## START Records to use

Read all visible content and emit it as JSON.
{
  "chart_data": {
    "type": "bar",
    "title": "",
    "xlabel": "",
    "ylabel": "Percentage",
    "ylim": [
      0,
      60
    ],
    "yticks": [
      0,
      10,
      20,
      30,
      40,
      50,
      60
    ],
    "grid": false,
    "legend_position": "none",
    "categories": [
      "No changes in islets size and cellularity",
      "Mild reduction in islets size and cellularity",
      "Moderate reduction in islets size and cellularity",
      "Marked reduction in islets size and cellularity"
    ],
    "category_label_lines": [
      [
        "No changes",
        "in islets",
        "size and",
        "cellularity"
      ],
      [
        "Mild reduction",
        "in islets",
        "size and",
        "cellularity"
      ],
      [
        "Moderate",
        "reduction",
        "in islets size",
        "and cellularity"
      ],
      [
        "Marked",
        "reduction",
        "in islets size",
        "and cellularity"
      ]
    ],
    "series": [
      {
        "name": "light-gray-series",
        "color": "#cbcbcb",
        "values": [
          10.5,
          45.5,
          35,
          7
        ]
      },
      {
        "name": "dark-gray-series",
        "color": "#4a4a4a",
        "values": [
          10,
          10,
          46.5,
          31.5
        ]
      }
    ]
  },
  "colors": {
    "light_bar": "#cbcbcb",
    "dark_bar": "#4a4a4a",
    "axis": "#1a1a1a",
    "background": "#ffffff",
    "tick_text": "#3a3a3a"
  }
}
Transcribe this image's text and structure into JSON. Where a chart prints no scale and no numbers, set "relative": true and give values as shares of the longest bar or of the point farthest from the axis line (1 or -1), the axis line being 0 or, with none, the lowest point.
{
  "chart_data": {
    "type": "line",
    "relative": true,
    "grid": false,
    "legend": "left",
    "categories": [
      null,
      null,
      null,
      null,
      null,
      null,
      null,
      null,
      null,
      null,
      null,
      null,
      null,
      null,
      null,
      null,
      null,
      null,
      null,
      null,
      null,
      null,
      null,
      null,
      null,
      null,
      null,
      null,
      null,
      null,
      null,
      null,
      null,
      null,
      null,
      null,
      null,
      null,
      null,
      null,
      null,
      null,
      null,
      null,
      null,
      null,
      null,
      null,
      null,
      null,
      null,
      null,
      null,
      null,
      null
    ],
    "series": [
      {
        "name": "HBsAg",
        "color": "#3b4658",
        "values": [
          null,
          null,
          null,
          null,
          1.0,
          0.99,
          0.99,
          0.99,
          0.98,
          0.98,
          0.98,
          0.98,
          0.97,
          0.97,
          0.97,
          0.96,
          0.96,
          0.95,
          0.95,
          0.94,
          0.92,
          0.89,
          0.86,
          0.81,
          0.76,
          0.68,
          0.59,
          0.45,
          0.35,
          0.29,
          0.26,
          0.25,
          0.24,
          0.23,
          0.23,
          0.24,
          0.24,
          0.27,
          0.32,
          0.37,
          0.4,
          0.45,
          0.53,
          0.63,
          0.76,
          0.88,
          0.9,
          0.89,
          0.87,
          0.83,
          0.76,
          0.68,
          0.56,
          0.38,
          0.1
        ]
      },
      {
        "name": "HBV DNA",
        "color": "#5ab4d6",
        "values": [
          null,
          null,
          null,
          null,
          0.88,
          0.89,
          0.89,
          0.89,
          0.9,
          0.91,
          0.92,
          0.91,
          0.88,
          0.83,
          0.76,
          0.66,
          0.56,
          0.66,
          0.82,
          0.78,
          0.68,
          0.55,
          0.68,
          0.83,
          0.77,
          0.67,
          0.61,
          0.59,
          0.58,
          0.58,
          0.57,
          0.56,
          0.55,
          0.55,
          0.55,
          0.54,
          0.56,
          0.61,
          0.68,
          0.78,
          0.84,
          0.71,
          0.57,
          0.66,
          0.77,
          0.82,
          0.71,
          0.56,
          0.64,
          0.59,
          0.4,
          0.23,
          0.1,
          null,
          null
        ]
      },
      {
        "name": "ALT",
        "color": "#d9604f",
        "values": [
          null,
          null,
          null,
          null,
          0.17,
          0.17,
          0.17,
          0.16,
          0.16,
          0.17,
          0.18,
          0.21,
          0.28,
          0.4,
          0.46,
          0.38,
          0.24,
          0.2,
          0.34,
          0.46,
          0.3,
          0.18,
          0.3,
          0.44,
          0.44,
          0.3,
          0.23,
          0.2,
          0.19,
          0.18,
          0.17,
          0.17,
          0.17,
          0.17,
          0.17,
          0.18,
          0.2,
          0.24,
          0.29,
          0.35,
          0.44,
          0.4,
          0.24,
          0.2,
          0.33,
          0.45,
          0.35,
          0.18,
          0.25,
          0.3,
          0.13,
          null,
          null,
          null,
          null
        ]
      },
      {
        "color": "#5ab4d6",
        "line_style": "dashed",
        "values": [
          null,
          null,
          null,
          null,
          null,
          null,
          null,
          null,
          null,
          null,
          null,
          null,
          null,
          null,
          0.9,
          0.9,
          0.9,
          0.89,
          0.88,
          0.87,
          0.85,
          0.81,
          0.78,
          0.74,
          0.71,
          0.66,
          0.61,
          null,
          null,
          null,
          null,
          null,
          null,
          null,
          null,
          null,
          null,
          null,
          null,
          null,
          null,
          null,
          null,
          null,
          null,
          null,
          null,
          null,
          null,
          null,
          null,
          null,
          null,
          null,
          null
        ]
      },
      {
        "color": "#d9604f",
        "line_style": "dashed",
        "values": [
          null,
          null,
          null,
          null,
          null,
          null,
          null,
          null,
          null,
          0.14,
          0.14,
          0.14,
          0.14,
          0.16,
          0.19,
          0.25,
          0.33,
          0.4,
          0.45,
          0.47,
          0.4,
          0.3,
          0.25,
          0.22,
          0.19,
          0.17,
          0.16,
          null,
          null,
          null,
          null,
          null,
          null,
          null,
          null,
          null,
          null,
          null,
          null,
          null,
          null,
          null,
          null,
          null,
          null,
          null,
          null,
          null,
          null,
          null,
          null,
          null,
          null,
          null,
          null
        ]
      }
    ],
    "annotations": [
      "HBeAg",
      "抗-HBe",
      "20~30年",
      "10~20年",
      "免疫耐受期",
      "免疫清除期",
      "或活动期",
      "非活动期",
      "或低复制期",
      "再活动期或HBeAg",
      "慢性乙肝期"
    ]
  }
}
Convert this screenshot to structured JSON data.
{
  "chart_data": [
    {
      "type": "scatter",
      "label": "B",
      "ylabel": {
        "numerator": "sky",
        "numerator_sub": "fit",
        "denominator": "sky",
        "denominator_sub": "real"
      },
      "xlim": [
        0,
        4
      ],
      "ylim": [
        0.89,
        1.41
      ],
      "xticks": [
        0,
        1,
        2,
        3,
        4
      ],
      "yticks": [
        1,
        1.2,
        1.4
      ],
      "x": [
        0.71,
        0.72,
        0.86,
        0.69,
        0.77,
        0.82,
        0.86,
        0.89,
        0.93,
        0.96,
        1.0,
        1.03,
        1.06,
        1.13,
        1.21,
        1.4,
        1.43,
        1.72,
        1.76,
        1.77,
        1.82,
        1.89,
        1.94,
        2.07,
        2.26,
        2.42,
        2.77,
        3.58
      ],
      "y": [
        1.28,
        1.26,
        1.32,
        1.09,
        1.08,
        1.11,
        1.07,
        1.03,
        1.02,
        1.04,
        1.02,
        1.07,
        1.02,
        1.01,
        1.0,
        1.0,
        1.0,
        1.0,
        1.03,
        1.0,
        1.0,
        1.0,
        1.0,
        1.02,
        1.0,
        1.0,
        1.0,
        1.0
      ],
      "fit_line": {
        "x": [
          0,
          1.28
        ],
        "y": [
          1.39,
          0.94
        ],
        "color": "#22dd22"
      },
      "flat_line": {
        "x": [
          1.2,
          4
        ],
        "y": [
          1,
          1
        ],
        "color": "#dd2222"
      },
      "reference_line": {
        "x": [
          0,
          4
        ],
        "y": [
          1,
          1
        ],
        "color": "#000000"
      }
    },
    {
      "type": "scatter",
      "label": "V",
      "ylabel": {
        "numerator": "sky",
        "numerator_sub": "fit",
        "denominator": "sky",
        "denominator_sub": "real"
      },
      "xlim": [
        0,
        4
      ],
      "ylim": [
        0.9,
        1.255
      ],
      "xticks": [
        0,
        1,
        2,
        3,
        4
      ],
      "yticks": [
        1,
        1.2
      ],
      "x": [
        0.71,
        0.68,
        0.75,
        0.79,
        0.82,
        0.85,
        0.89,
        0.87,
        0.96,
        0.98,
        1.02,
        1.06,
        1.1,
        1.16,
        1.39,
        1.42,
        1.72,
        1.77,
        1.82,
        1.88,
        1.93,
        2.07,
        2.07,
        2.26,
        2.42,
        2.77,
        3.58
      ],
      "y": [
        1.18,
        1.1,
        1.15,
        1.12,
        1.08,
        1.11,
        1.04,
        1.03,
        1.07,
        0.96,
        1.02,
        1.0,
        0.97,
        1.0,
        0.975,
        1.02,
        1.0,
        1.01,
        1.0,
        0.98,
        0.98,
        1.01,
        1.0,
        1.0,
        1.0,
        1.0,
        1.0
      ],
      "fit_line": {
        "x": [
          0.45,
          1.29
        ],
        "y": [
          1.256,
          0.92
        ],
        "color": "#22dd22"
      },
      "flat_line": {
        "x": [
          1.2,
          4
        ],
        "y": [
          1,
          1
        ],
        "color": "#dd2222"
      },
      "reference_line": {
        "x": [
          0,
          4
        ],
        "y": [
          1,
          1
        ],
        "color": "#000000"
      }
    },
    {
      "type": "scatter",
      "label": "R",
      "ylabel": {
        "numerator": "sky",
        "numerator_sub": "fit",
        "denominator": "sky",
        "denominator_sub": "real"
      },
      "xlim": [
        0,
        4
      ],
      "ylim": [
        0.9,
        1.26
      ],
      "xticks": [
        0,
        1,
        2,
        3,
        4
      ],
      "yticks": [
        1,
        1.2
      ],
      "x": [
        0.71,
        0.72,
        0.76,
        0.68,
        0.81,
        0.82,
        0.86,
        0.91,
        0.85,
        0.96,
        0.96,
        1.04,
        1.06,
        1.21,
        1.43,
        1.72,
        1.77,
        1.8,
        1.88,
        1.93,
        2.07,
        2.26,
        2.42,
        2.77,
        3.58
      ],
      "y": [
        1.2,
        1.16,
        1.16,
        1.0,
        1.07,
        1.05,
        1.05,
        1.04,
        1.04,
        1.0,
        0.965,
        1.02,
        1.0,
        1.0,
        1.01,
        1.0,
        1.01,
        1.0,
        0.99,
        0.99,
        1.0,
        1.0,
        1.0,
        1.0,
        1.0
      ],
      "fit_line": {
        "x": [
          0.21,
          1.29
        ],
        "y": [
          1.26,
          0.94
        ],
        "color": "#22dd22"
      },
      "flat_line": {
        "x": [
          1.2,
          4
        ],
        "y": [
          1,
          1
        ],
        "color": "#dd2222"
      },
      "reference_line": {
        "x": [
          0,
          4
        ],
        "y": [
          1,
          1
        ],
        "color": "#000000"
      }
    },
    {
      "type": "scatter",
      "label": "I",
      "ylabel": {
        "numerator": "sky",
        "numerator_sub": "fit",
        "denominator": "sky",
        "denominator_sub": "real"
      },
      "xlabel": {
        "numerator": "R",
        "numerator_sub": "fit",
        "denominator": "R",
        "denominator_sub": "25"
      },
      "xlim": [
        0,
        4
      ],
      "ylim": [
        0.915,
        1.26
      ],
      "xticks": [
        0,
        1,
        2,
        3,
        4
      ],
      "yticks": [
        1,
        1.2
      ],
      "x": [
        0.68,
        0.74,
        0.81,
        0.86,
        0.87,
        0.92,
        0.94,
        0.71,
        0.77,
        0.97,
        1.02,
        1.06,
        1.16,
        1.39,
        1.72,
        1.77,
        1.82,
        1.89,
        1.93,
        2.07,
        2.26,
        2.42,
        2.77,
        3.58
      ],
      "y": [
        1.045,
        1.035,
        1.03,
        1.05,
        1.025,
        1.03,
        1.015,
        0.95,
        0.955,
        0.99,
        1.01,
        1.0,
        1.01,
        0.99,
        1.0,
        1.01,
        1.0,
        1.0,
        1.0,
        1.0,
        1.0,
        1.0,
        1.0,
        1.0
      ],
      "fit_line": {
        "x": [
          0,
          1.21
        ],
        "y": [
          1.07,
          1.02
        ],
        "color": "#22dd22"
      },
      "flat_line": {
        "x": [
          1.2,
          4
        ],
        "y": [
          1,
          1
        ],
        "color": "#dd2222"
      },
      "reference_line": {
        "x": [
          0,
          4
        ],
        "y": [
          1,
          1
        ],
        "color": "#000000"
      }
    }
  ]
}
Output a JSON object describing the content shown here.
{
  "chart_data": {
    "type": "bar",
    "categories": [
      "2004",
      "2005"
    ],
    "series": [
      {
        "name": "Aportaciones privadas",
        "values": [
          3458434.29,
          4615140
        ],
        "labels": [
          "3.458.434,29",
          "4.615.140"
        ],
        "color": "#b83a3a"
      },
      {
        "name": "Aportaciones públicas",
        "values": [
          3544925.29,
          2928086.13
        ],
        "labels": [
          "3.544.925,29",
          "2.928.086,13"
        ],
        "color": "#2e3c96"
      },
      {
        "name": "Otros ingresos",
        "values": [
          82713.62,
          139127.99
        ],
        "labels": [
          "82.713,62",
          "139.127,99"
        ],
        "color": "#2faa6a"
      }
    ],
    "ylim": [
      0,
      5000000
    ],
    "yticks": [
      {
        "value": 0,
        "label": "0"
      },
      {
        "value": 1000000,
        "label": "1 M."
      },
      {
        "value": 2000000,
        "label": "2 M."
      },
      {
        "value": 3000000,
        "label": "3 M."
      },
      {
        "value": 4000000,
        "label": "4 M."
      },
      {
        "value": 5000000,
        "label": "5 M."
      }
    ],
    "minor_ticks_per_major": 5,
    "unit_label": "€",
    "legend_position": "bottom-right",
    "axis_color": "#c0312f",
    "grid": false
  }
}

## END Records to use

> [Exercise directions]:
Copy all the lines above that hold the string "gray".

> [Full answer]:
        "name": "light-gray-series",
        "name": "dark-gray-series",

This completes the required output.